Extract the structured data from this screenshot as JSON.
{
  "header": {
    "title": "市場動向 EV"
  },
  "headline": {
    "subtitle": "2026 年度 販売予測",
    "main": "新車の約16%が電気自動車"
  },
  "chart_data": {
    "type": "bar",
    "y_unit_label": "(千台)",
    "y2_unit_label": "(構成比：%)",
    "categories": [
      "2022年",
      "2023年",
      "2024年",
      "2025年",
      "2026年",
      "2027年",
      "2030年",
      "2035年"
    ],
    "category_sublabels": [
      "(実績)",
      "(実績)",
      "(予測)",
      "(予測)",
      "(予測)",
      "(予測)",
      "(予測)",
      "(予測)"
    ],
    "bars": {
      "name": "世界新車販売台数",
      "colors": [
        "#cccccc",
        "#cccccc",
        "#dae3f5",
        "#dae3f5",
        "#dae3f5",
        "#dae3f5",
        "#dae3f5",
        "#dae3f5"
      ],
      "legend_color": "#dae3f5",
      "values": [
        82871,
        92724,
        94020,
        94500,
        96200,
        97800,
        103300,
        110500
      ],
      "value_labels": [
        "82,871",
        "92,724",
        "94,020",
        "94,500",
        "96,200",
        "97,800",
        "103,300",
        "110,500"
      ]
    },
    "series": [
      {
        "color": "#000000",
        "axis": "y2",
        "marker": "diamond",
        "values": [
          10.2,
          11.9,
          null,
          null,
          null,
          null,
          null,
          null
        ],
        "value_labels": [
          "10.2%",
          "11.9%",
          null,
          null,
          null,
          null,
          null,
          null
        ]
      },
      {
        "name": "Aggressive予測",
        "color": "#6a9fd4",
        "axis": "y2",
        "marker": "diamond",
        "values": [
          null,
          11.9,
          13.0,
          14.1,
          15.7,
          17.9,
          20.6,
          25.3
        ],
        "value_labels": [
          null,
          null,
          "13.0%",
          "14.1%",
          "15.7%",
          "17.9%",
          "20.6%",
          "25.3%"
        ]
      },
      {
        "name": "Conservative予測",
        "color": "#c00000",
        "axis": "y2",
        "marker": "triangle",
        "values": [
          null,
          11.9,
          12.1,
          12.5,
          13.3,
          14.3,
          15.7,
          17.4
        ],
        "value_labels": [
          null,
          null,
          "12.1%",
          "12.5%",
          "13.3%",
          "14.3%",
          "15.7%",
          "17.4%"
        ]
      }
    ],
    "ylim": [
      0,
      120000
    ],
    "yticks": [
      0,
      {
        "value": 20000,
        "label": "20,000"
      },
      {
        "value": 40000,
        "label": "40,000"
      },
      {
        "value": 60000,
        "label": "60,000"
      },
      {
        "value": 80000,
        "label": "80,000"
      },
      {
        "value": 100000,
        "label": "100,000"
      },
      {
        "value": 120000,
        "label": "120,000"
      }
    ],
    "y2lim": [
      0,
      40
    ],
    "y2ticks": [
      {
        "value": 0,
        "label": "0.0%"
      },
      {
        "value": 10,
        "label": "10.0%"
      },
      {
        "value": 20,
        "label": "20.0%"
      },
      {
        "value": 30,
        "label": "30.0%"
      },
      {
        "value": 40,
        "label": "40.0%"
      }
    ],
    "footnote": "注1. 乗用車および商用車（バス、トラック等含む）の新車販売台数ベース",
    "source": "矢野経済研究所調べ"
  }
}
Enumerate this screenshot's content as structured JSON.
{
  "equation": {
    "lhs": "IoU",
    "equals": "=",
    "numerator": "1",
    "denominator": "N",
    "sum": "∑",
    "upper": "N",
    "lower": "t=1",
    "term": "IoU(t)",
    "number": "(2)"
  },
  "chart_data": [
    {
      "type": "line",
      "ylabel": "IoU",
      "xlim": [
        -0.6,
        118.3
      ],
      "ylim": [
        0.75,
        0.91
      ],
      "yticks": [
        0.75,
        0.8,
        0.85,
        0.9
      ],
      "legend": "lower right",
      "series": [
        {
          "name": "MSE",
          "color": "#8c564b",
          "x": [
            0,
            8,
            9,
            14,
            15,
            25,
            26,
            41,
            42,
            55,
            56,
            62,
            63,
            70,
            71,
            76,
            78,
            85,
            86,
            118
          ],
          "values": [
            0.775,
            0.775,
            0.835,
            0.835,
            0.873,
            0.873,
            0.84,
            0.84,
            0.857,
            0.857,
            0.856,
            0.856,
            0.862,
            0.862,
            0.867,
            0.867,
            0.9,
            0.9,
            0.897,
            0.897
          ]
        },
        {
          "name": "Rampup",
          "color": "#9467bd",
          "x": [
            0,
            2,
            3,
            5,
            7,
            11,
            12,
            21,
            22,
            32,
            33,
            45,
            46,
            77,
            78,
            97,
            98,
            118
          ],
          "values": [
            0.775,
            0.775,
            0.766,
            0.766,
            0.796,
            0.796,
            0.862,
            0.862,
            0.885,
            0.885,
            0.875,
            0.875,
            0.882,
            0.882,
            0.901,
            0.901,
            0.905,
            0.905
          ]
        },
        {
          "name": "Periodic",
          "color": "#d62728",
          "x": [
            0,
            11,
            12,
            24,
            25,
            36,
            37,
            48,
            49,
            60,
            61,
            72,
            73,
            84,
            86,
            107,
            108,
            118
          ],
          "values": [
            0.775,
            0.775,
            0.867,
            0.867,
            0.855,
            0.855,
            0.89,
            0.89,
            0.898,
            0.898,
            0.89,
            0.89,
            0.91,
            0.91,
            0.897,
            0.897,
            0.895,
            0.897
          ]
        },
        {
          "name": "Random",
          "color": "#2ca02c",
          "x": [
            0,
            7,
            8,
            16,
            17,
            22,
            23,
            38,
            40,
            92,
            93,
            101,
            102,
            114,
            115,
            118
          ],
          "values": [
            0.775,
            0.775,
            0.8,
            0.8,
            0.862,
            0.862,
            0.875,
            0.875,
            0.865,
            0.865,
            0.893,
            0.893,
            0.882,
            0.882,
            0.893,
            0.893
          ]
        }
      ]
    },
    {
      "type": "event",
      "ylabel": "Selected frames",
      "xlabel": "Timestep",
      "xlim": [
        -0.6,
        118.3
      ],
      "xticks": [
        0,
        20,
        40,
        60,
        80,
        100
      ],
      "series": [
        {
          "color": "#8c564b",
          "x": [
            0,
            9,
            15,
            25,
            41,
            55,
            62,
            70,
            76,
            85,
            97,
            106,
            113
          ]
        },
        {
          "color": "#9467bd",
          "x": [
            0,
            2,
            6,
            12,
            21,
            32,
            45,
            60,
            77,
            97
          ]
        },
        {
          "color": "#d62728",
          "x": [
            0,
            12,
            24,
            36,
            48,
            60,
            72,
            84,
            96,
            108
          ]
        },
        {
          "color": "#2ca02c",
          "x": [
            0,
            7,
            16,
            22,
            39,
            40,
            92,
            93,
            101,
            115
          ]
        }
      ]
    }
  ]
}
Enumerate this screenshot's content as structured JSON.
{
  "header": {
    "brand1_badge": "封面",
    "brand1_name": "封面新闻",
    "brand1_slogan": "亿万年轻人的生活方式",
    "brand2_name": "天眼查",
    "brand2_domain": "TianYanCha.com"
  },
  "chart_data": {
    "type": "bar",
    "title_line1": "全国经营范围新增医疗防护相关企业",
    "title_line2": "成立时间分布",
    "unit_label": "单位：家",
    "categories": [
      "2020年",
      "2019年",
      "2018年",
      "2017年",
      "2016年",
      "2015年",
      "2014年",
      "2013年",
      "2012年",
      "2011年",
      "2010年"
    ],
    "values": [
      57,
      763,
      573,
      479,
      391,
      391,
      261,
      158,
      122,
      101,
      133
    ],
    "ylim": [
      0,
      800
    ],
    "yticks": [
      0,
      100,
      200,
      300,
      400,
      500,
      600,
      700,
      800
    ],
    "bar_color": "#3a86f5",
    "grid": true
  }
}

####

What is required → Your task is to repeat every line exactly.

Exercise result →
Extract the structured data from this screenshot as JSON.
{
  "header": {
    "title": "市場動向 EV"
  },
  "headline": {
    "subtitle": "2026 年度 販売予測",
    "main": "新車の約16%が電気自動車"
  },
  "chart_data": {
    "type": "bar",
    "y_unit_label": "(千台)",
    "y2_unit_label": "(構成比：%)",
    "categories": [
      "2022年",
      "2023年",
      "2024年",
      "2025年",
      "2026年",
      "2027年",
      "2030年",
      "2035年"
    ],
    "category_sublabels": [
      "(実績)",
      "(実績)",
      "(予測)",
      "(予測)",
      "(予測)",
      "(予測)",
      "(予測)",
      "(予測)"
    ],
    "bars": {
      "name": "世界新車販売台数",
      "colors": [
        "#cccccc",
        "#cccccc",
        "#dae3f5",
        "#dae3f5",
        "#dae3f5",
        "#dae3f5",
        "#dae3f5",
        "#dae3f5"
      ],
      "legend_color": "#dae3f5",
      "values": [
        82871,
        92724,
        94020,
        94500,
        96200,
        97800,
        103300,
        110500
      ],
      "value_labels": [
        "82,871",
        "92,724",
        "94,020",
        "94,500",
        "96,200",
        "97,800",
        "103,300",
        "110,500"
      ]
    },
    "series": [
      {
        "color": "#000000",
        "axis": "y2",
        "marker": "diamond",
        "values": [
          10.2,
          11.9,
          null,
          null,
          null,
          null,
          null,
          null
        ],
        "value_labels": [
          "10.2%",
          "11.9%",
          null,
          null,
          null,
          null,
          null,
          null
        ]
      },
      {
        "name": "Aggressive予測",
        "color": "#6a9fd4",
        "axis": "y2",
        "marker": "diamond",
        "values": [
          null,
          11.9,
          13.0,
          14.1,
          15.7,
          17.9,
          20.6,
          25.3
        ],
        "value_labels": [
          null,
          null,
          "13.0%",
          "14.1%",
          "15.7%",
          "17.9%",
          "20.6%",
          "25.3%"
        ]
      },
      {
        "name": "Conservative予測",
        "color": "#c00000",
        "axis": "y2",
        "marker": "triangle",
        "values": [
          null,
          11.9,
          12.1,
          12.5,
          13.3,
          14.3,
          15.7,
          17.4
        ],
        "value_labels": [
          null,
          null,
          "12.1%",
          "12.5%",
          "13.3%",
          "14.3%",
          "15.7%",
          "17.4%"
        ]
      }
    ],
    "ylim": [
      0,
      120000
    ],
    "yticks": [
      0,
      {
        "value": 20000,
        "label": "20,000"
      },
      {
        "value": 40000,
        "label": "40,000"
      },
      {
        "value": 60000,
        "label": "60,000"
      },
      {
        "value": 80000,
        "label": "80,000"
      },
      {
        "value": 100000,
        "label": "100,000"
      },
      {
        "value": 120000,
        "label": "120,000"
      }
    ],
    "y2lim": [
      0,
      40
    ],
    "y2ticks": [
      {
        "value": 0,
        "label": "0.0%"
      },
      {
        "value": 10,
        "label": "10.0%"
      },
      {
        "value": 20,
        "label": "20.0%"
      },
      {
        "value": 30,
        "label": "30.0%"
      },
      {
        "value": 40,
        "label": "40.0%"
      }
    ],
    "footnote": "注1. 乗用車および商用車（バス、トラック等含む）の新車販売台数ベース",
    "source": "矢野経済研究所調べ"
  }
}
Enumerate this screenshot's content as structured JSON.
{
  "equation": {
    "lhs": "IoU",
    "equals": "=",
    "numerator": "1",
    "denominator": "N",
    "sum": "∑",
    "upper": "N",
    "lower": "t=1",
    "term": "IoU(t)",
    "number": "(2)"
  },
  "chart_data": [
    {
      "type": "line",
      "ylabel": "IoU",
      "xlim": [
        -0.6,
        118.3
      ],
      "ylim": [
        0.75,
        0.91
      ],
      "yticks": [
        0.75,
        0.8,
        0.85,
        0.9
      ],
      "legend": "lower right",
      "series": [
        {
          "name": "MSE",
          "color": "#8c564b",
          "x": [
            0,
            8,
            9,
            14,
            15,
            25,
            26,
            41,
            42,
            55,
            56,
            62,
            63,
            70,
            71,
            76,
            78,
            85,
            86,
            118
          ],
          "values": [
            0.775,
            0.775,
            0.835,
            0.835,
            0.873,
            0.873,
            0.84,
            0.84,
            0.857,
            0.857,
            0.856,
            0.856,
            0.862,
            0.862,
            0.867,
            0.867,
            0.9,
            0.9,
            0.897,
            0.897
          ]
        },
        {
          "name": "Rampup",
          "color": "#9467bd",
          "x": [
            0,
            2,
            3,
            5,
            7,
            11,
            12,
            21,
            22,
            32,
            33,
            45,
            46,
            77,
            78,
            97,
            98,
            118
          ],
          "values": [
            0.775,
            0.775,
            0.766,
            0.766,
            0.796,
            0.796,
            0.862,
            0.862,
            0.885,
            0.885,
            0.875,
            0.875,
            0.882,
            0.882,
            0.901,
            0.901,
            0.905,
            0.905
          ]
        },
        {
          "name": "Periodic",
          "color": "#d62728",
          "x": [
            0,
            11,
            12,
            24,
            25,
            36,
            37,
            48,
            49,
            60,
            61,
            72,
            73,
            84,
            86,
            107,
            108,
            118
          ],
          "values": [
            0.775,
            0.775,
            0.867,
            0.867,
            0.855,
            0.855,
            0.89,
            0.89,
            0.898,
            0.898,
            0.89,
            0.89,
            0.91,
            0.91,
            0.897,
            0.897,
            0.895,
            0.897
          ]
        },
        {
          "name": "Random",
          "color": "#2ca02c",
          "x": [
            0,
            7,
            8,
            16,
            17,
            22,
            23,
            38,
            40,
            92,
            93,
            101,
            102,
            114,
            115,
            118
          ],
          "values": [
            0.775,
            0.775,
            0.8,
            0.8,
            0.862,
            0.862,
            0.875,
            0.875,
            0.865,
            0.865,
            0.893,
            0.893,
            0.882,
            0.882,
            0.893,
            0.893
          ]
        }
      ]
    },
    {
      "type": "event",
      "ylabel": "Selected frames",
      "xlabel": "Timestep",
      "xlim": [
        -0.6,
        118.3
      ],
      "xticks": [
        0,
        20,
        40,
        60,
        80,
        100
      ],
      "series": [
        {
          "color": "#8c564b",
          "x": [
            0,
            9,
            15,
            25,
            41,
            55,
            62,
            70,
            76,
            85,
            97,
            106,
            113
          ]
        },
        {
          "color": "#9467bd",
          "x": [
            0,
            2,
            6,
            12,
            21,
            32,
            45,
            60,
            77,
            97
          ]
        },
        {
          "color": "#d62728",
          "x": [
            0,
            12,
            24,
            36,
            48,
            60,
            72,
            84,
            96,
            108
          ]
        },
        {
          "color": "#2ca02c",
          "x": [
            0,
            7,
            16,
            22,
            39,
            40,
            92,
            93,
            101,
            115
          ]
        }
      ]
    }
  ]
}
Enumerate this screenshot's content as structured JSON.
{
  "header": {
    "brand1_badge": "封面",
    "brand1_name": "封面新闻",
    "brand1_slogan": "亿万年轻人的生活方式",
    "brand2_name": "天眼查",
    "brand2_domain": "TianYanCha.com"
  },
  "chart_data": {
    "type": "bar",
    "title_line1": "全国经营范围新增医疗防护相关企业",
    "title_line2": "成立时间分布",
    "unit_label": "单位：家",
    "categories": [
      "2020年",
      "2019年",
      "2018年",
      "2017年",
      "2016年",
      "2015年",
      "2014年",
      "2013年",
      "2012年",
      "2011年",
      "2010年"
    ],
    "values": [
      57,
      763,
      573,
      479,
      391,
      391,
      261,
      158,
      122,
      101,
      133
    ],
    "ylim": [
      0,
      800
    ],
    "yticks": [
      0,
      100,
      200,
      300,
      400,
      500,
      600,
      700,
      800
    ],
    "bar_color": "#3a86f5",
    "grid": true
  }
}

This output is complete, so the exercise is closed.